**THE EXERCISE**: Every entry below should be printed exactly, without its images.

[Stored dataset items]
☆ ☆ ☆ ☆ ☆

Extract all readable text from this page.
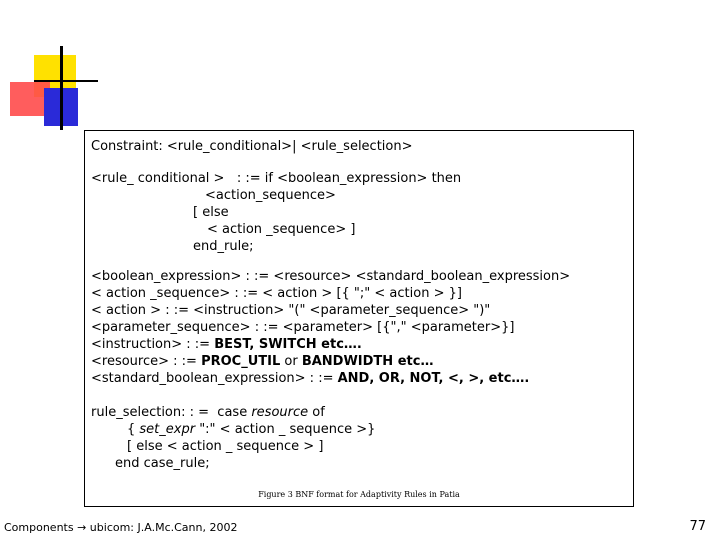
Constraint: <rule_conditional>| <rule_selection>
<rule_ conditional >   : := if <boolean_expression> then
<action_sequence>
[ else
< action _sequence> ]
end_rule;
<boolean_expression> : := <resource> <standard_boolean_expression>
< action _sequence> : := < action > [{ ";" < action > }]
< action > : := <instruction> "(" <parameter_sequence> ")"
<parameter_sequence> : := <parameter> [{"," <parameter>}]
<instruction> : := BEST, SWITCH etc….
<resource> : := PROC_UTIL or BANDWIDTH etc…
<standard_boolean_expression> : := AND, OR, NOT, <, >, etc….
rule_selection: : =  case resource of
{ set_expr ":" < action _ sequence >}
[ else < action _ sequence > ]
end case_rule;
Figure 3 BNF format for Adaptivity Rules in Patia
Components → ubicom: J.A.Mc.Cann, 2002	77
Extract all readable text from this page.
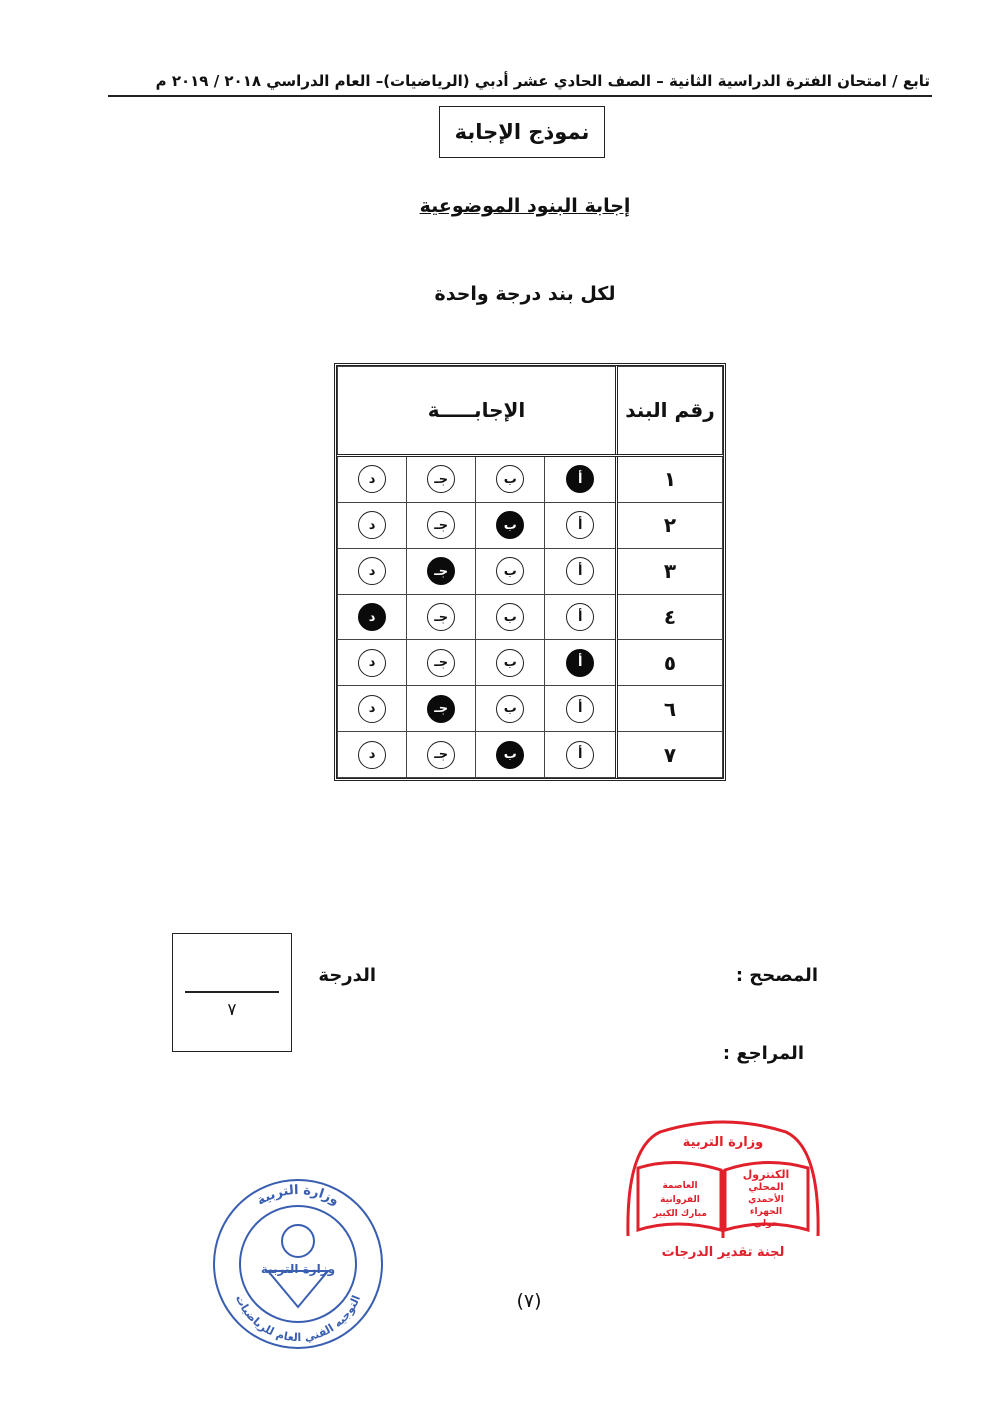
تابع / امتحان الفترة الدراسية الثانية – الصف الحادي عشر أدبي (الرياضيات)– العام الدراسي ٢٠١٨ / ٢٠١٩ م
نموذج الإجابة
إجابة البنود الموضوعية
لكل بند درجة واحدة
الإجابـــــة				رقم البند
د	جـ	ب	أ	١
د	جـ	ب	أ	٢
د	جـ	ب	أ	٣
د	جـ	ب	أ	٤
د	جـ	ب	أ	٥
د	جـ	ب	أ	٦
د	جـ	ب	أ	٧
٧
الدرجة	المصحح :
المراجع :
وزارة التربية
الكنترول
المحلي
الأحمدي
الجهراء
حولي
العاصمة
الفروانية
مبارك الكبير
لجنة تقدير الدرجات
وزارة التربية
وزارة التربية
التوجيه الفني العام للرياضيات	(٧)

☆ ☆ ☆ ☆ ☆

**THE REPLY**:
Extract all readable text from this page.
Constraint: <rule_conditional>| <rule_selection>
<rule_ conditional >   : := if <boolean_expression> then
<action_sequence>
[ else
< action _sequence> ]
end_rule;
<boolean_expression> : := <resource> <standard_boolean_expression>
< action _sequence> : := < action > [{ ";" < action > }]
< action > : := <instruction> "(" <parameter_sequence> ")"
<parameter_sequence> : := <parameter> [{"," <parameter>}]
<instruction> : := BEST, SWITCH etc….
<resource> : := PROC_UTIL or BANDWIDTH etc…
<standard_boolean_expression> : := AND, OR, NOT, <, >, etc….
rule_selection: : =  case resource of
{ set_expr ":" < action _ sequence >}
[ else < action _ sequence > ]
end case_rule;
Figure 3 BNF format for Adaptivity Rules in Patia
Components → ubicom: J.A.Mc.Cann, 2002	77
Extract all readable text from this page.
تابع / امتحان الفترة الدراسية الثانية – الصف الحادي عشر أدبي (الرياضيات)– العام الدراسي ٢٠١٨ / ٢٠١٩ م
نموذج الإجابة
إجابة البنود الموضوعية
لكل بند درجة واحدة
الإجابـــــة				رقم البند
د	جـ	ب	أ	١
د	جـ	ب	أ	٢
د	جـ	ب	أ	٣
د	جـ	ب	أ	٤
د	جـ	ب	أ	٥
د	جـ	ب	أ	٦
د	جـ	ب	أ	٧
٧
الدرجة	المصحح :
المراجع :
وزارة التربية
الكنترول
المحلي
الأحمدي
الجهراء
حولي
العاصمة
الفروانية
مبارك الكبير
لجنة تقدير الدرجات
وزارة التربية
وزارة التربية
التوجيه الفني العام للرياضيات	(٧)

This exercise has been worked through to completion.